▸ **PROMPT**
In the records below, find the line that contains "What does this". Retype that line and all the lines after it through the end, leaving out the pictures.

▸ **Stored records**
* START *

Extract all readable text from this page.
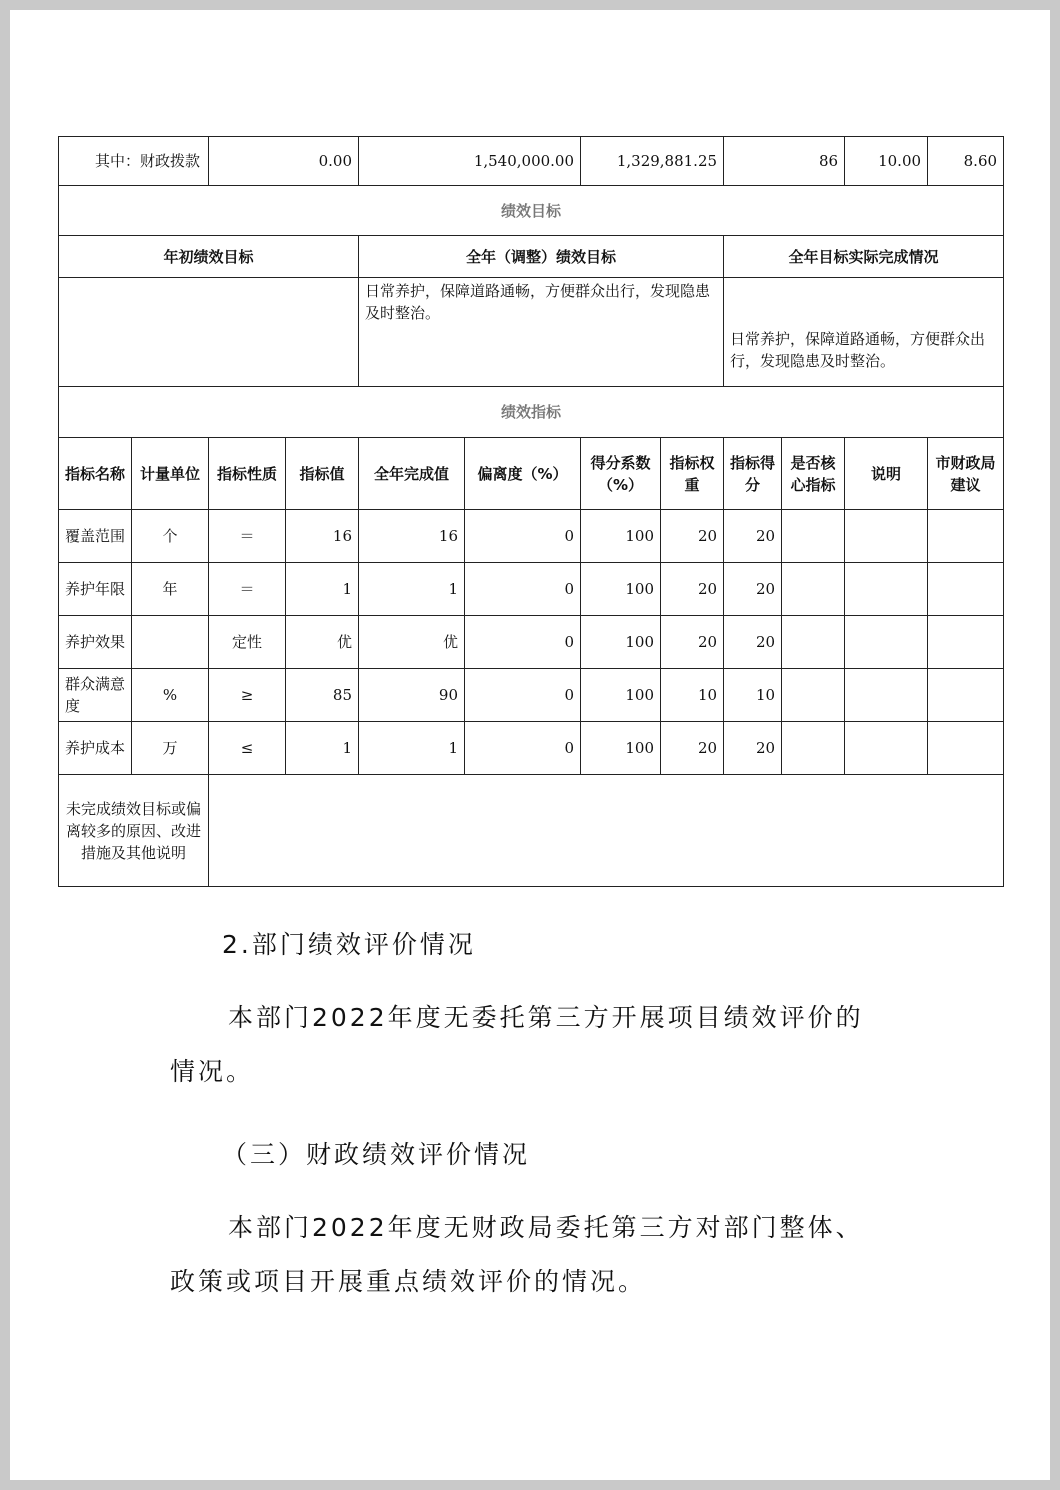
其中：财政拨款		0.00		1,540,000.00		1,329,881.25		86		10.00	8.60
绩效目标											
年初绩效目标				全年（调整）绩效目标				全年目标实际完成情况			
				日常养护，保障道路通畅，方便群众出行，发现隐患及时整治。				日常养护，保障道路通畅，方便群众出行，发现隐患及时整治。			
绩效指标											
指标名称	计量单位	指标性质	指标值	全年完成值	偏离度（%）	得分系数（%）	指标权重	指标得分	是否核心指标	说明	市财政局建议
覆盖范围	个	＝	16	16	0	100	20	20			
养护年限	年	＝	1	1	0	100	20	20			
养护效果		定性	优	优	0	100	20	20			
群众满意度	%	≥	85	90	0	100	10	10			
养护成本	万	≤	1	1	0	100	20	20			
未完成绩效目标或偏离较多的原因、改进措施及其他说明											

2.部门绩效评价情况

本部门2022年度无委托第三方开展项目绩效评价的情况。

（三）财政绩效评价情况

本部门2022年度无财政局委托第三方对部门整体、政策或项目开展重点绩效评价的情况。
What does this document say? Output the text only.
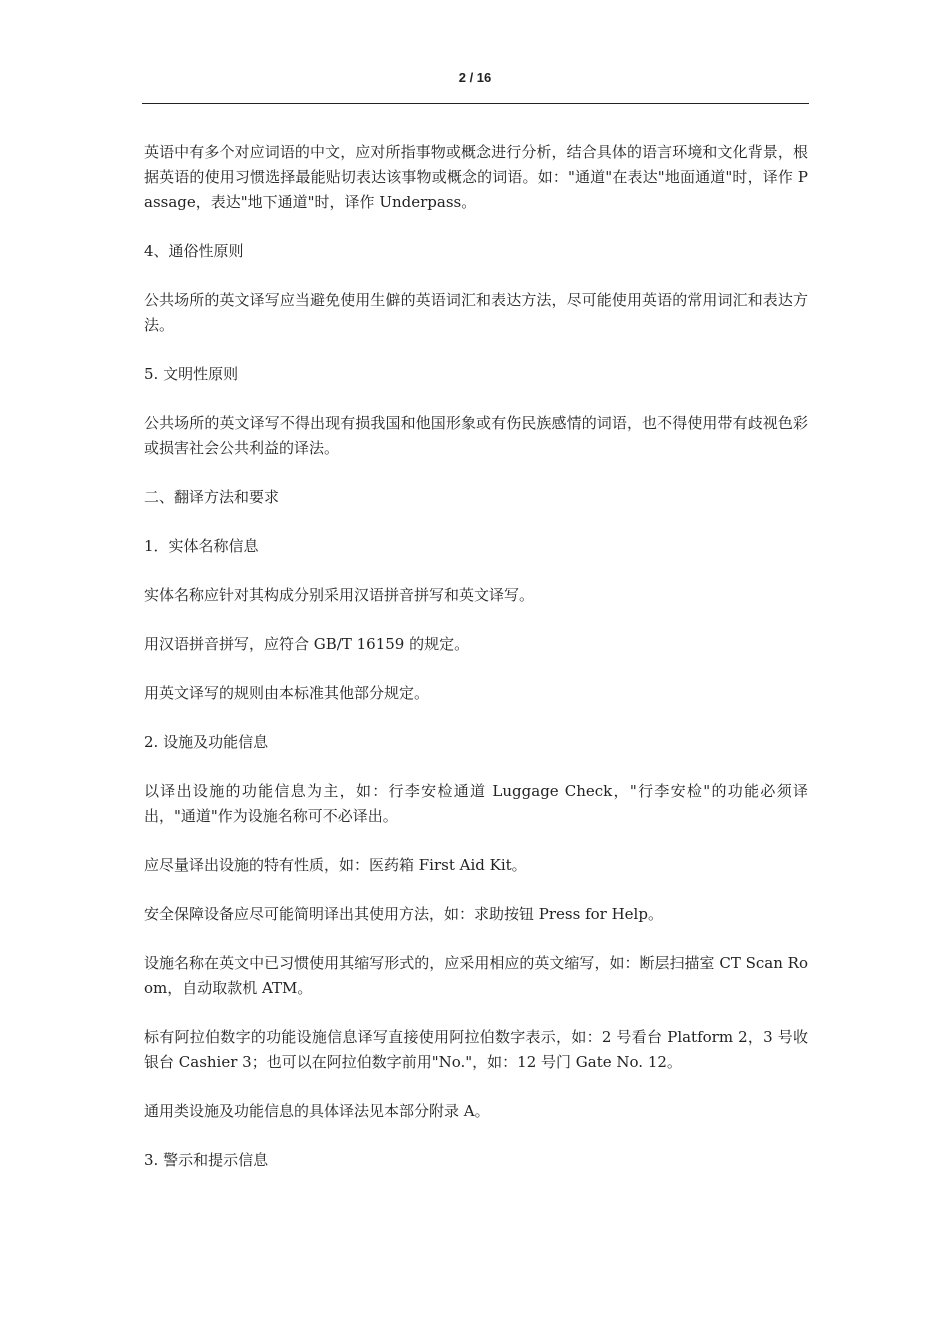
2 / 16

英语中有多个对应词语的中文，应对所指事物或概念进行分析，结合具体的语言环境和文化背景，根据英语的使用习惯选择最能贴切表达该事物或概念的词语。如："通道"在表达"地面通道"时，译作 Passage，表达"地下通道"时，译作 Underpass。

4、通俗性原则

公共场所的英文译写应当避免使用生僻的英语词汇和表达方法，尽可能使用英语的常用词汇和表达方法。

5. 文明性原则

公共场所的英文译写不得出现有损我国和他国形象或有伤民族感情的词语，也不得使用带有歧视色彩或损害社会公共利益的译法。

二、翻译方法和要求

1．实体名称信息

实体名称应针对其构成分别采用汉语拼音拼写和英文译写。

用汉语拼音拼写，应符合 GB/T 16159 的规定。

用英文译写的规则由本标准其他部分规定。

2. 设施及功能信息

以译出设施的功能信息为主，如：行李安检通道 Luggage Check，"行李安检"的功能必须译出，"通道"作为设施名称可不必译出。

应尽量译出设施的特有性质，如：医药箱 First Aid Kit。

安全保障设备应尽可能简明译出其使用方法，如：求助按钮 Press for Help。

设施名称在英文中已习惯使用其缩写形式的，应采用相应的英文缩写，如：断层扫描室 CT Scan Room，自动取款机 ATM。

标有阿拉伯数字的功能设施信息译写直接使用阿拉伯数字表示，如：2 号看台 Platform 2，3 号收银台 Cashier 3；也可以在阿拉伯数字前用"No."，如：12 号门 Gate No. 12。

通用类设施及功能信息的具体译法见本部分附录 A。

3. 警示和提示信息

* END *

▸ **WORKED SOLUTION**
What does this document say? Output the text only.
2 / 16

英语中有多个对应词语的中文，应对所指事物或概念进行分析，结合具体的语言环境和文化背景，根据英语的使用习惯选择最能贴切表达该事物或概念的词语。如："通道"在表达"地面通道"时，译作 Passage，表达"地下通道"时，译作 Underpass。

4、通俗性原则

公共场所的英文译写应当避免使用生僻的英语词汇和表达方法，尽可能使用英语的常用词汇和表达方法。

5. 文明性原则

公共场所的英文译写不得出现有损我国和他国形象或有伤民族感情的词语，也不得使用带有歧视色彩或损害社会公共利益的译法。

二、翻译方法和要求

1．实体名称信息

实体名称应针对其构成分别采用汉语拼音拼写和英文译写。

用汉语拼音拼写，应符合 GB/T 16159 的规定。

用英文译写的规则由本标准其他部分规定。

2. 设施及功能信息

以译出设施的功能信息为主，如：行李安检通道 Luggage Check，"行李安检"的功能必须译出，"通道"作为设施名称可不必译出。

应尽量译出设施的特有性质，如：医药箱 First Aid Kit。

安全保障设备应尽可能简明译出其使用方法，如：求助按钮 Press for Help。

设施名称在英文中已习惯使用其缩写形式的，应采用相应的英文缩写，如：断层扫描室 CT Scan Room，自动取款机 ATM。

标有阿拉伯数字的功能设施信息译写直接使用阿拉伯数字表示，如：2 号看台 Platform 2，3 号收银台 Cashier 3；也可以在阿拉伯数字前用"No."，如：12 号门 Gate No. 12。

通用类设施及功能信息的具体译法见本部分附录 A。

3. 警示和提示信息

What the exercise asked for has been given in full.